[Records from a data source]

□ □ □ □

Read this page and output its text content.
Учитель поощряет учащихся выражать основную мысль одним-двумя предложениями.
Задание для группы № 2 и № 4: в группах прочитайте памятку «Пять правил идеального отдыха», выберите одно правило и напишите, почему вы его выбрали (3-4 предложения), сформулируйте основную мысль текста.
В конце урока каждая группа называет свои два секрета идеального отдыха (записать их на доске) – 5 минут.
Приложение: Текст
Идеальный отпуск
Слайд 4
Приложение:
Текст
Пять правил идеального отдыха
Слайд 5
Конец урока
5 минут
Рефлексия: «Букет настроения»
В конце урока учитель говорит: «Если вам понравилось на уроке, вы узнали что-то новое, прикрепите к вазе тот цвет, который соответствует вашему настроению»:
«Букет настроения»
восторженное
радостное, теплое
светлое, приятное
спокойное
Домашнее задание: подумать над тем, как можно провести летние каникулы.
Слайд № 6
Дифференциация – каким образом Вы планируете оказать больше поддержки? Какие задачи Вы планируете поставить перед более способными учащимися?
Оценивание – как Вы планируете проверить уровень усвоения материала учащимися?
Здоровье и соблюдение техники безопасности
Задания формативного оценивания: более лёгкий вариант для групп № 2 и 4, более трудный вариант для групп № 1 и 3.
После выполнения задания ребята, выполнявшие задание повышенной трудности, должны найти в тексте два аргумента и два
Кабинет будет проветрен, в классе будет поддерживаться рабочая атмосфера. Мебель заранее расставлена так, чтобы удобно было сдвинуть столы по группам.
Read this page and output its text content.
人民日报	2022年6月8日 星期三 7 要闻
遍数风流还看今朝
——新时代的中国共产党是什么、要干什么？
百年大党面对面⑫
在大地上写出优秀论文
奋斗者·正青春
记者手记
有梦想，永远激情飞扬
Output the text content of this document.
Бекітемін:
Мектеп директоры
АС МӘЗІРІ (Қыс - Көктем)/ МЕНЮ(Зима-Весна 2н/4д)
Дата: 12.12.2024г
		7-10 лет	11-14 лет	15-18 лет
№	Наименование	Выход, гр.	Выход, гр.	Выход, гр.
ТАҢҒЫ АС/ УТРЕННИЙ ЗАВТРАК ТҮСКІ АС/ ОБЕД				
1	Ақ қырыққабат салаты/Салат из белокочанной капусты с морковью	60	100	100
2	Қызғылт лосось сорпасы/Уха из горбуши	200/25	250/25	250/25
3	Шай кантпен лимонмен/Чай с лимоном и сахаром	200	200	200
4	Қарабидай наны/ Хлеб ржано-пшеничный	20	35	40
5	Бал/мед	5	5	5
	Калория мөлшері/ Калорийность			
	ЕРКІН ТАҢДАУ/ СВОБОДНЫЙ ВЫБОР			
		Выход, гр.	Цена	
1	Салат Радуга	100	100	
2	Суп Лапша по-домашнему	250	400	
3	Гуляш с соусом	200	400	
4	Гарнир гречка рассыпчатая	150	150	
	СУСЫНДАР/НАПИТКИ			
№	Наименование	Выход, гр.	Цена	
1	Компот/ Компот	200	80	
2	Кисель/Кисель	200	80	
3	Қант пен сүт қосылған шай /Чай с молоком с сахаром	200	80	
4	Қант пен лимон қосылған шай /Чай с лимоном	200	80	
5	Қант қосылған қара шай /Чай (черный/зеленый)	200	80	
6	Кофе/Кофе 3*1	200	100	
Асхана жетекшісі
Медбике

□ □ □ □

:: Exercise details ::
Your task is to transcribe the material exactly.

:: Complete output ::
Read this page and output its text content.
Учитель поощряет учащихся выражать основную мысль одним-двумя предложениями.
Задание для группы № 2 и № 4: в группах прочитайте памятку «Пять правил идеального отдыха», выберите одно правило и напишите, почему вы его выбрали (3-4 предложения), сформулируйте основную мысль текста.
В конце урока каждая группа называет свои два секрета идеального отдыха (записать их на доске) – 5 минут.
Приложение: Текст
Идеальный отпуск
Слайд 4
Приложение:
Текст
Пять правил идеального отдыха
Слайд 5
Конец урока
5 минут
Рефлексия: «Букет настроения»
В конце урока учитель говорит: «Если вам понравилось на уроке, вы узнали что-то новое, прикрепите к вазе тот цвет, который соответствует вашему настроению»:
«Букет настроения»
восторженное
радостное, теплое
светлое, приятное
спокойное
Домашнее задание: подумать над тем, как можно провести летние каникулы.
Слайд № 6
Дифференциация – каким образом Вы планируете оказать больше поддержки? Какие задачи Вы планируете поставить перед более способными учащимися?
Оценивание – как Вы планируете проверить уровень усвоения материала учащимися?
Здоровье и соблюдение техники безопасности
Задания формативного оценивания: более лёгкий вариант для групп № 2 и 4, более трудный вариант для групп № 1 и 3.
После выполнения задания ребята, выполнявшие задание повышенной трудности, должны найти в тексте два аргумента и два
Кабинет будет проветрен, в классе будет поддерживаться рабочая атмосфера. Мебель заранее расставлена так, чтобы удобно было сдвинуть столы по группам.
Read this page and output its text content.
人民日报	2022年6月8日 星期三 7 要闻
遍数风流还看今朝
——新时代的中国共产党是什么、要干什么？
百年大党面对面⑫
在大地上写出优秀论文
奋斗者·正青春
记者手记
有梦想，永远激情飞扬
Output the text content of this document.
Бекітемін:
Мектеп директоры
АС МӘЗІРІ (Қыс - Көктем)/ МЕНЮ(Зима-Весна 2н/4д)
Дата: 12.12.2024г
		7-10 лет	11-14 лет	15-18 лет
№	Наименование	Выход, гр.	Выход, гр.	Выход, гр.
ТАҢҒЫ АС/ УТРЕННИЙ ЗАВТРАК ТҮСКІ АС/ ОБЕД				
1	Ақ қырыққабат салаты/Салат из белокочанной капусты с морковью	60	100	100
2	Қызғылт лосось сорпасы/Уха из горбуши	200/25	250/25	250/25
3	Шай кантпен лимонмен/Чай с лимоном и сахаром	200	200	200
4	Қарабидай наны/ Хлеб ржано-пшеничный	20	35	40
5	Бал/мед	5	5	5
	Калория мөлшері/ Калорийность			
	ЕРКІН ТАҢДАУ/ СВОБОДНЫЙ ВЫБОР			
		Выход, гр.	Цена	
1	Салат Радуга	100	100	
2	Суп Лапша по-домашнему	250	400	
3	Гуляш с соусом	200	400	
4	Гарнир гречка рассыпчатая	150	150	
	СУСЫНДАР/НАПИТКИ			
№	Наименование	Выход, гр.	Цена	
1	Компот/ Компот	200	80	
2	Кисель/Кисель	200	80	
3	Қант пен сүт қосылған шай /Чай с молоком с сахаром	200	80	
4	Қант пен лимон қосылған шай /Чай с лимоном	200	80	
5	Қант қосылған қара шай /Чай (черный/зеленый)	200	80	
6	Кофе/Кофе 3*1	200	100	
Асхана жетекшісі
Медбике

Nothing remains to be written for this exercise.